_MATERIAL FOR THE TASK_
┄┄┄┄┄┄┄┄┄┄

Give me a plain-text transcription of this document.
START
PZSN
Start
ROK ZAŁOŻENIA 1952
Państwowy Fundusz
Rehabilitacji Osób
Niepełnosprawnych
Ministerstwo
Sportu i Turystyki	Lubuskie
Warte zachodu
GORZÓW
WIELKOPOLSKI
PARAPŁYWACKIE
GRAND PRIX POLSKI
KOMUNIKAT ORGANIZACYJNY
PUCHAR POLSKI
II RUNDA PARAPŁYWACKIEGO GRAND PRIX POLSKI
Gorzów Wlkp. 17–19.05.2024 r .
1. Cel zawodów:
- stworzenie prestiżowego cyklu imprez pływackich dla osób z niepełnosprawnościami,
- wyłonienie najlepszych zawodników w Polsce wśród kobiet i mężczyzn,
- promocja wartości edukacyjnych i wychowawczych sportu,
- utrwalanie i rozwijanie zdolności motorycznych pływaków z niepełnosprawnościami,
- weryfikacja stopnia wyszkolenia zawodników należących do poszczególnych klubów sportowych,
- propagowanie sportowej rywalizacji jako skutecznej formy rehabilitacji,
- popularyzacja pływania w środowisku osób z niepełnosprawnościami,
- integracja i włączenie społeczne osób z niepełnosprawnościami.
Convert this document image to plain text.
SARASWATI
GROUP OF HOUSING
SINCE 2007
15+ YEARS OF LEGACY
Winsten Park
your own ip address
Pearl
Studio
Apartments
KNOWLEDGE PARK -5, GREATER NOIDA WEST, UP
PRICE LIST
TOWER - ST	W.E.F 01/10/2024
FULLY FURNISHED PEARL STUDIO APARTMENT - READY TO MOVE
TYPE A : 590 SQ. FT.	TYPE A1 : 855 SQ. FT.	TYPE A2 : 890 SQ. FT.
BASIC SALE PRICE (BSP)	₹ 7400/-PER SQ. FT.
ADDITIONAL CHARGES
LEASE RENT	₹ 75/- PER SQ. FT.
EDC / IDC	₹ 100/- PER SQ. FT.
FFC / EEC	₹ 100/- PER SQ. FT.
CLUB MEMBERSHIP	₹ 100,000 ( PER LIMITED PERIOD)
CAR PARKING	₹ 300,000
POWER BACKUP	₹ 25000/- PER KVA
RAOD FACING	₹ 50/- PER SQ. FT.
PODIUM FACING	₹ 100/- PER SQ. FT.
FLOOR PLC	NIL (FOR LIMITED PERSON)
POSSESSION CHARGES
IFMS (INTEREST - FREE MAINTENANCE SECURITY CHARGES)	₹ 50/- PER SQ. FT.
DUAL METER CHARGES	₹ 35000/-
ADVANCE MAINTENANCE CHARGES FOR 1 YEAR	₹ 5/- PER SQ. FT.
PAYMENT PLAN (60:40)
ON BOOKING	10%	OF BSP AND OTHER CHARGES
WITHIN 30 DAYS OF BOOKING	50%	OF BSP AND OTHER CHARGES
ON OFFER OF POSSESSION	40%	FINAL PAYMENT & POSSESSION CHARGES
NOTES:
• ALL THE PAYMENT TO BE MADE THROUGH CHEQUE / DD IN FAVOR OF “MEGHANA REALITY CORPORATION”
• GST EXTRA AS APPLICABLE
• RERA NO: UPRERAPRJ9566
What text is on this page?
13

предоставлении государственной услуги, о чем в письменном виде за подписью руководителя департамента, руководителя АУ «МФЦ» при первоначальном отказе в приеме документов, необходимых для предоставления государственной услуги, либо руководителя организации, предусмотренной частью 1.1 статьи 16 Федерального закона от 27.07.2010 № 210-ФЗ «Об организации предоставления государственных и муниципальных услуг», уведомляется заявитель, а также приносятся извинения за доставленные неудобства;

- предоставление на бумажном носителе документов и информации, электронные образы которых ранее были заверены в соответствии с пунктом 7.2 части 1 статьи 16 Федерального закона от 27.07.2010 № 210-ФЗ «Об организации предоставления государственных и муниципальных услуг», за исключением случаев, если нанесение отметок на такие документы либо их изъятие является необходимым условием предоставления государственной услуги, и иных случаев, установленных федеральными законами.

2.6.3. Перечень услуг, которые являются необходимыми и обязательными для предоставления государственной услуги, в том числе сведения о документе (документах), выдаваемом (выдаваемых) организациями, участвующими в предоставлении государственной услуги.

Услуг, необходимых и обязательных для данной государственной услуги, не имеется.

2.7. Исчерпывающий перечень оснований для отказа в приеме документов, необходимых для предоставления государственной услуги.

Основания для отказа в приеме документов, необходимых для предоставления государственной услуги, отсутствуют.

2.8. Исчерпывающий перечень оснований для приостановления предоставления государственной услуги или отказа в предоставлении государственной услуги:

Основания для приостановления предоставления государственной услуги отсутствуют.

┄┄┄┄┄┄┄┄┄┄

_WHAT YOU WILL DO_
Search the records above for "Исчерпывающий". Copy each line where it is found.

_SOLUTION FOR THIS EXERCISE_
2.7. Исчерпывающий перечень оснований для отказа в приеме документов, необходимых для предоставления государственной услуги.
2.8. Исчерпывающий перечень оснований для приостановления предоставления государственной услуги или отказа в предоставлении государственной услуги:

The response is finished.